* _Short task_:
Select and copy out every line in the records containing "разрешением".

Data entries

++++++

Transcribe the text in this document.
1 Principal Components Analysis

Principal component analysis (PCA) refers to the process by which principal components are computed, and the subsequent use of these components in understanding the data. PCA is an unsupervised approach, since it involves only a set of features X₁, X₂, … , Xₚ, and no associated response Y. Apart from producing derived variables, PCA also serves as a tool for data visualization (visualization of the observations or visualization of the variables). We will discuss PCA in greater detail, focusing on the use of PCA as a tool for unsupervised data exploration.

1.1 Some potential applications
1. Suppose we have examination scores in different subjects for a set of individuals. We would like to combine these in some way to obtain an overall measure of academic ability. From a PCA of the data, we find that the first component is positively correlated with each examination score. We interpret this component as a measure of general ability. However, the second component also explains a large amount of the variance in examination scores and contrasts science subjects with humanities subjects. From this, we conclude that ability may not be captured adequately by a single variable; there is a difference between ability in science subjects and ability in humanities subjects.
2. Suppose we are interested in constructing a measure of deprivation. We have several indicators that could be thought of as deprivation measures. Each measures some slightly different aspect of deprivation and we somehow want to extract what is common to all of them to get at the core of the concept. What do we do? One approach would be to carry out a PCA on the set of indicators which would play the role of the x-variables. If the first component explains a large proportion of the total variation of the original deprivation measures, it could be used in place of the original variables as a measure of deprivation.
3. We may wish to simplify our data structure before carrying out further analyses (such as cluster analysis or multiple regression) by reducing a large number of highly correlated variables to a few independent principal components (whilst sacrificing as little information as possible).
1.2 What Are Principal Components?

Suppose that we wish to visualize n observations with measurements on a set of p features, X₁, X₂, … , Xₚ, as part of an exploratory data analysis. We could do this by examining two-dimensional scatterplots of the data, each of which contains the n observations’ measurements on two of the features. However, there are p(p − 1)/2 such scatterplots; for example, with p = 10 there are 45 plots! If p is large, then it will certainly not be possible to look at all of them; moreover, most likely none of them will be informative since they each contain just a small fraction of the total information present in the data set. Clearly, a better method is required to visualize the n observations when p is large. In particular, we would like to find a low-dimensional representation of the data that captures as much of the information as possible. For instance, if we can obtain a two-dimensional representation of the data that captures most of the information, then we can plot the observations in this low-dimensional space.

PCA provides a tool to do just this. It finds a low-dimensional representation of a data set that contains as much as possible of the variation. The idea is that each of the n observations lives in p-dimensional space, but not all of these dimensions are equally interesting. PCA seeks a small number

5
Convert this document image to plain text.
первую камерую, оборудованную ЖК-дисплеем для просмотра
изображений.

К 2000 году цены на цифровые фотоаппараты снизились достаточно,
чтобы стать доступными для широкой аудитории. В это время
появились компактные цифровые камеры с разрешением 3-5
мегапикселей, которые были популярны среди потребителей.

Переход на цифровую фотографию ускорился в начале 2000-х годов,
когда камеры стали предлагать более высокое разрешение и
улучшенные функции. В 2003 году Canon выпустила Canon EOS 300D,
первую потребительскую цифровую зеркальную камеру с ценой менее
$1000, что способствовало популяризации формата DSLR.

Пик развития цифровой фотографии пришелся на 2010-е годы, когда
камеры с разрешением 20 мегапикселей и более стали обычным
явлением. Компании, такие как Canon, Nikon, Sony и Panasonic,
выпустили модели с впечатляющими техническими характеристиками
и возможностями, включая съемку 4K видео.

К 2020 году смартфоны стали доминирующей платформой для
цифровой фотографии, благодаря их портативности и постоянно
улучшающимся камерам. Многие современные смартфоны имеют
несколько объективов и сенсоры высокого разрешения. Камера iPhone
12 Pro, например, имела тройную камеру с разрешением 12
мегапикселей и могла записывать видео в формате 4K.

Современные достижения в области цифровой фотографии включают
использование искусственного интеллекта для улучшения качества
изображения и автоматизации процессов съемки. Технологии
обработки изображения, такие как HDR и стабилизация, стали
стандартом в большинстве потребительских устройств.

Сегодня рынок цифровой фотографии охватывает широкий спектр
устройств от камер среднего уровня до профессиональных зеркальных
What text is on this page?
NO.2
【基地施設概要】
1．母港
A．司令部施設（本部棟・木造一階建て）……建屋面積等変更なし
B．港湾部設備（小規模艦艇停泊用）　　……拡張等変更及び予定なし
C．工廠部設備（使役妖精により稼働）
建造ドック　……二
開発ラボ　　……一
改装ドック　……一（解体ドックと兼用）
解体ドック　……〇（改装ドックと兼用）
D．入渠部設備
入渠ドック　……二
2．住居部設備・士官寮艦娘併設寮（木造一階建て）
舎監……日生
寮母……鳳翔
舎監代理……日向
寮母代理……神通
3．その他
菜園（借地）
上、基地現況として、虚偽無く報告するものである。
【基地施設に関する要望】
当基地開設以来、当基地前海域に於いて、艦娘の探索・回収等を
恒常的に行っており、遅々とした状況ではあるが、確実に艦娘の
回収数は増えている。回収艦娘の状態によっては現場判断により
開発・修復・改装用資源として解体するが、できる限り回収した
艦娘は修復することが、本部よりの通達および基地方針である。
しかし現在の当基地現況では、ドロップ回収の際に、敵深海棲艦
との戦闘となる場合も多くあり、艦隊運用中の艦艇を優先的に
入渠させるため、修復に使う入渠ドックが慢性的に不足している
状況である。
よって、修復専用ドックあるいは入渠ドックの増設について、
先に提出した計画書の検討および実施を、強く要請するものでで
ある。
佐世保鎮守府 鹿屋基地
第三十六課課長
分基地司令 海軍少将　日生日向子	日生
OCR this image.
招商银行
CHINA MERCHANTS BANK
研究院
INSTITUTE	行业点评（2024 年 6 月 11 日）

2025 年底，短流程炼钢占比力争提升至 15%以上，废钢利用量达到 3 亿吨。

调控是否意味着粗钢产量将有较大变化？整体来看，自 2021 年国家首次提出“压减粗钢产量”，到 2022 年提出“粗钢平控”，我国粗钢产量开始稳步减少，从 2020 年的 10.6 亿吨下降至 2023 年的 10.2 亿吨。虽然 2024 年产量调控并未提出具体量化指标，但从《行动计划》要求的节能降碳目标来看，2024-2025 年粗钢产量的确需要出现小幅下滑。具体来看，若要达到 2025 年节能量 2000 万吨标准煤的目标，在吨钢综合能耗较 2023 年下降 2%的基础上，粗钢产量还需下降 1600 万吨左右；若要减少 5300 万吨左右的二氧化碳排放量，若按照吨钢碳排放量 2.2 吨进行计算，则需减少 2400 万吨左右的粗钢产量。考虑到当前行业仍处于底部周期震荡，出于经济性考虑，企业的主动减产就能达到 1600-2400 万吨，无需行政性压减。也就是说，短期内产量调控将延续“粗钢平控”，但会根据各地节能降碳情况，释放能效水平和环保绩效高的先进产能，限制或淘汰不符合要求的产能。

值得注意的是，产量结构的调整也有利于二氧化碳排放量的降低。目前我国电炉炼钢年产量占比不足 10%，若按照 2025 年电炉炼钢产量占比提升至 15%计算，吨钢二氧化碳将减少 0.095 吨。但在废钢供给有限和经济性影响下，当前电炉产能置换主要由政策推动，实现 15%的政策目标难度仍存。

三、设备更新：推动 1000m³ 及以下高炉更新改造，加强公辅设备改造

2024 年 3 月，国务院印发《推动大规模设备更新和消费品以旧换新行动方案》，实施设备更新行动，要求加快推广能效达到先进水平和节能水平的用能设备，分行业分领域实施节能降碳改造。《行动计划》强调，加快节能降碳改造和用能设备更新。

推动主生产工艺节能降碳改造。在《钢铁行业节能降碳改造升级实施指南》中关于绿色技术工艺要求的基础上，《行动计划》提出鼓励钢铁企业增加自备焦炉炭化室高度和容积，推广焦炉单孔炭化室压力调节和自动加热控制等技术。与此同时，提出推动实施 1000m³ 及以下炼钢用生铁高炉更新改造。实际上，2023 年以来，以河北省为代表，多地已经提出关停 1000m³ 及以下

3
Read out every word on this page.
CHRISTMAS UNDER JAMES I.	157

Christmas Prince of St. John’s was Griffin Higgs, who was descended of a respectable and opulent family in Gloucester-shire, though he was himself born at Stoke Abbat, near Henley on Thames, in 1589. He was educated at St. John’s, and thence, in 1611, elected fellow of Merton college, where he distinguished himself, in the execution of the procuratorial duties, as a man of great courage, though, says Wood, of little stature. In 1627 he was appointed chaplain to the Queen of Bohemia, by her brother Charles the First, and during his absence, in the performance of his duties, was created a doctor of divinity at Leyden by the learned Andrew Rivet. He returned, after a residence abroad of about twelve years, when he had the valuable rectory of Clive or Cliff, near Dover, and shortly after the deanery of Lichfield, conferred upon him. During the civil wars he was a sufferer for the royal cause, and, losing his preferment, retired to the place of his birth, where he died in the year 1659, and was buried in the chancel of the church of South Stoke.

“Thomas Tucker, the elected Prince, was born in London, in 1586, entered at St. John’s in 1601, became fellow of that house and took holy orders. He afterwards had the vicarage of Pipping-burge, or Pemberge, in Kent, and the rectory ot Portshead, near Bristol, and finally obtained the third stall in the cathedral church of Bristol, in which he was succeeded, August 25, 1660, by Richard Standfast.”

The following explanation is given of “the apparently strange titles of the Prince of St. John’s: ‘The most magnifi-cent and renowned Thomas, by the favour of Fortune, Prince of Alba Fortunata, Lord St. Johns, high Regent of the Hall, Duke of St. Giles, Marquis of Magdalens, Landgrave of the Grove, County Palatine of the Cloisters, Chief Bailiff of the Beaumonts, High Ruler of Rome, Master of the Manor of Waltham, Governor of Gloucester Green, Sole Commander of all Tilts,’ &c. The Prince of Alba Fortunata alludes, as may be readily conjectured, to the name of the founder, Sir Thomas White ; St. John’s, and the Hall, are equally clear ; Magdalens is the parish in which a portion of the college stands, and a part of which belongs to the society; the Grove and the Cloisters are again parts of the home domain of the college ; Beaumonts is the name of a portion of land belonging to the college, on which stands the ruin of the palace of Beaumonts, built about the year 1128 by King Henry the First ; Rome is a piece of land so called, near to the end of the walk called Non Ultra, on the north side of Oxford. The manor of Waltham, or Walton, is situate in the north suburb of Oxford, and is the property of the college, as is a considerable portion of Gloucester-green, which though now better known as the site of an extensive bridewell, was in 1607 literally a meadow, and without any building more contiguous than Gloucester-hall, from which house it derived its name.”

++++++

* _Solution below_:
появились компактные цифровые камеры с разрешением 3-5
камеры с разрешением 20 мегапикселей и более стали обычным
12 Pro, например, имела тройную камеру с разрешением 12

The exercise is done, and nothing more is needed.